Selected excerpt →
_____
Skip to content

Regular Expressions

cargs offers powerful regular expression support via PCRE2 (Perl Compatible Regular Expressions) to validate user inputs with sophisticated pattern matching.

Overview

This guide covers advanced usage of regular expressions in cargs:

  • Using predefined patterns
  • Creating custom patterns
  • Pattern syntax and techniques
  • Best practices for regex validation

For a complete list of predefined patterns, see the Regular Expressions API Reference.

Using Predefined Patterns

cargs provides a wide range of predefined patterns in cargs/regex.h that cover common validation scenarios.

#include "cargs/regex.h"

CARGS_OPTIONS(
    options,
    HELP_OPTION(FLAGS(FLAG_EXIT)),

    // Email validation
    OPTION_STRING('e', "email", HELP("Email address"),
                REGEX(CARGS_RE_EMAIL)),

    // IP address validation
    OPTION_STRING('i', "ip", HELP("IP address"),
                REGEX(CARGS_RE_IPV4)),

    // URL validation
    OPTION_STRING('u', "url", HELP("URL"),
                REGEX(CARGS_RE_URL))
)
// Options with different types of validation
CARGS_OPTIONS(
    options,
    HELP_OPTION(FLAGS(FLAG_EXIT)),

    // Date in ISO format (YYYY-MM-DD)
_____
Excerpted records →
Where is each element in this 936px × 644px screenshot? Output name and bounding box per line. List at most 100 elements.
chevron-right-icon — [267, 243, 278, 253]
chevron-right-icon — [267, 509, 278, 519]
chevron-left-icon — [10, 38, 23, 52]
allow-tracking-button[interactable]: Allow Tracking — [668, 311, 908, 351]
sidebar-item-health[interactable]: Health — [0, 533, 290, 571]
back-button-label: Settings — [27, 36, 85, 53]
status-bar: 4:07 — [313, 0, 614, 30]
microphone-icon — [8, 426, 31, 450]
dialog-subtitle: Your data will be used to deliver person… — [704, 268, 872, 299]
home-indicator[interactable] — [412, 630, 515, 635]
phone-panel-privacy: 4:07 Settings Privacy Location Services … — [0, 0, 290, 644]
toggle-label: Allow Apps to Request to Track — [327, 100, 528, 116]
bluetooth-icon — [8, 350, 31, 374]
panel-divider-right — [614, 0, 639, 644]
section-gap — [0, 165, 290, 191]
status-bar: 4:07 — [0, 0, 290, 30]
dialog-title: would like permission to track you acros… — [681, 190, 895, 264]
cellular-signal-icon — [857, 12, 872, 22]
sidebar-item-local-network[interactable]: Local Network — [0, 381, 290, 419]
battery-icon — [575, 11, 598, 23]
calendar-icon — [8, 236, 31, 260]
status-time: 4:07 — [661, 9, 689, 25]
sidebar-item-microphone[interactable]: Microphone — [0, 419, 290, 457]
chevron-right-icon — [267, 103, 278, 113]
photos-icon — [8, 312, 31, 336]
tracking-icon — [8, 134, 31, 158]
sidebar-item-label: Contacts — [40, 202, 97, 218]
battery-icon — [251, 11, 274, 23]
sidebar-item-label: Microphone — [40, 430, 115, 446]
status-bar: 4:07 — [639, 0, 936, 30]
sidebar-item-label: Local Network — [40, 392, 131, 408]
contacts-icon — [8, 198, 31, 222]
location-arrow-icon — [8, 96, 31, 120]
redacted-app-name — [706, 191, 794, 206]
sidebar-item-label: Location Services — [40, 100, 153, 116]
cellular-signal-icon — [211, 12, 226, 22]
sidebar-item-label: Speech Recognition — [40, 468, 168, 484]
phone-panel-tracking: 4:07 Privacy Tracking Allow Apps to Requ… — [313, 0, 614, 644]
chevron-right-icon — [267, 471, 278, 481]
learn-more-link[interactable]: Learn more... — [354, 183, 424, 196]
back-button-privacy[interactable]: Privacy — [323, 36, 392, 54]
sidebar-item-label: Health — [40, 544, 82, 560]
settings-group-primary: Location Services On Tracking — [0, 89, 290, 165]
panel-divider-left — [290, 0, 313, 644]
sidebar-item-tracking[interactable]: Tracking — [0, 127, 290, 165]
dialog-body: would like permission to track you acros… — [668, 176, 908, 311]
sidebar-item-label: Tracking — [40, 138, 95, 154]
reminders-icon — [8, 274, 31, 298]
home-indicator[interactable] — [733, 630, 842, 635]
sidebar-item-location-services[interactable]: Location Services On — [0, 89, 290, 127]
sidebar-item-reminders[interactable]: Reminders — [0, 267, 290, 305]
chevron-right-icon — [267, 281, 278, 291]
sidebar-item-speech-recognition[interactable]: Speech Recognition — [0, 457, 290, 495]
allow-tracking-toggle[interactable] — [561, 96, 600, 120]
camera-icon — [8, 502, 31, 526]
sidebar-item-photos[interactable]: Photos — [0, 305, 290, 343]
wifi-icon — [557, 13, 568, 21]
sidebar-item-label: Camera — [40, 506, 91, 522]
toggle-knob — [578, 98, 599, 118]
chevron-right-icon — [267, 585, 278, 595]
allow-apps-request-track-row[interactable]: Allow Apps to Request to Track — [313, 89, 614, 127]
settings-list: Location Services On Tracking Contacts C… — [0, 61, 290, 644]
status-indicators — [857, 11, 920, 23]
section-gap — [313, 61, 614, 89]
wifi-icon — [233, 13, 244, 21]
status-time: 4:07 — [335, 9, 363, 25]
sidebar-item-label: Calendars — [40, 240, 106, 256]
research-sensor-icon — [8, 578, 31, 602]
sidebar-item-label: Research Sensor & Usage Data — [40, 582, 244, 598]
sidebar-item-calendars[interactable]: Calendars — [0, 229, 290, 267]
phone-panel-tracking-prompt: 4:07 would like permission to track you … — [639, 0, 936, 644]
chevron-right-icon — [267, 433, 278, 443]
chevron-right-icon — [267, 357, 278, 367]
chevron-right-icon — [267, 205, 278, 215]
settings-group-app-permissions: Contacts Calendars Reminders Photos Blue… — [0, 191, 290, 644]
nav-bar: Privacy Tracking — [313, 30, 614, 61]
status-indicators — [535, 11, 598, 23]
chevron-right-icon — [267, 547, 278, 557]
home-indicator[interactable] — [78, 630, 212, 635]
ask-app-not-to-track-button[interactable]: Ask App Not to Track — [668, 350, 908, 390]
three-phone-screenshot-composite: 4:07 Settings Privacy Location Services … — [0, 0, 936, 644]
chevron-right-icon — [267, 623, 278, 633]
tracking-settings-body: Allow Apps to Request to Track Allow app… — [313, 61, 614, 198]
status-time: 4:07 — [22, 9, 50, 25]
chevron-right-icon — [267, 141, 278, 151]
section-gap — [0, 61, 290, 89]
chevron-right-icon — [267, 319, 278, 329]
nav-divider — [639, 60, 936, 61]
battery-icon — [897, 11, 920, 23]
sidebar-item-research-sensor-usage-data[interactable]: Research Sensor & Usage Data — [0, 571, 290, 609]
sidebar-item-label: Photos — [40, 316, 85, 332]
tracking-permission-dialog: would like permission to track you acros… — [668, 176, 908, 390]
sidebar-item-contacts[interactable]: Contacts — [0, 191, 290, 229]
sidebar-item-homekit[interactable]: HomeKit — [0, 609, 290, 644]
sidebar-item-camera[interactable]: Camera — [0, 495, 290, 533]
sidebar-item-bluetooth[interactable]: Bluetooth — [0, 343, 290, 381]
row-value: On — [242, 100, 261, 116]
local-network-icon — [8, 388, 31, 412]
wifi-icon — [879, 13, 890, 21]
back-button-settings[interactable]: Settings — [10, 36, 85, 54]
_____
Written problem → In one to three sentences, explain why cargs offers regular expression support through PCRE2, as the regular expressions guide states. Base your answers only on the text itself.

Result of the exercise → cargs uses PCRE2 (Perl Compatible Regular Expressions) so that user inputs can be validated with sophisticated pattern matching.